- REQUIREMENTS
Transcribe all of the records precisely as they are presented.

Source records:
* * * * * * * * *

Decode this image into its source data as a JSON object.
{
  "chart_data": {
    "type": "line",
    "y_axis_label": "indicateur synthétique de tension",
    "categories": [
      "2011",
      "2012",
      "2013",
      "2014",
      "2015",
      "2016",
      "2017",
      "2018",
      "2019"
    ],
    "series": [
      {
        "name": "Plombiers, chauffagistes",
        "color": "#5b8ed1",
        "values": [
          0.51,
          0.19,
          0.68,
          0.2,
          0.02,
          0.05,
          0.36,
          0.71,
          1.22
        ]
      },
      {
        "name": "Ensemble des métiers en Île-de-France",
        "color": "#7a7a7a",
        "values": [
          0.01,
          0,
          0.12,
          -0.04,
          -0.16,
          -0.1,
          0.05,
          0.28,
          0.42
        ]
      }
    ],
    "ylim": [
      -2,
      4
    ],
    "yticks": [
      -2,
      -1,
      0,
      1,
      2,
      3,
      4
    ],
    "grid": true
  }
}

* * * * * * * * *

- FINAL ANSWER
Decode this image into its source data as a JSON object.
{
  "chart_data": {
    "type": "line",
    "y_axis_label": "indicateur synthétique de tension",
    "categories": [
      "2011",
      "2012",
      "2013",
      "2014",
      "2015",
      "2016",
      "2017",
      "2018",
      "2019"
    ],
    "series": [
      {
        "name": "Plombiers, chauffagistes",
        "color": "#5b8ed1",
        "values": [
          0.51,
          0.19,
          0.68,
          0.2,
          0.02,
          0.05,
          0.36,
          0.71,
          1.22
        ]
      },
      {
        "name": "Ensemble des métiers en Île-de-France",
        "color": "#7a7a7a",
        "values": [
          0.01,
          0,
          0.12,
          -0.04,
          -0.16,
          -0.1,
          0.05,
          0.28,
          0.42
        ]
      }
    ],
    "ylim": [
      -2,
      4
    ],
    "yticks": [
      -2,
      -1,
      0,
      1,
      2,
      3,
      4
    ],
    "grid": true
  }
}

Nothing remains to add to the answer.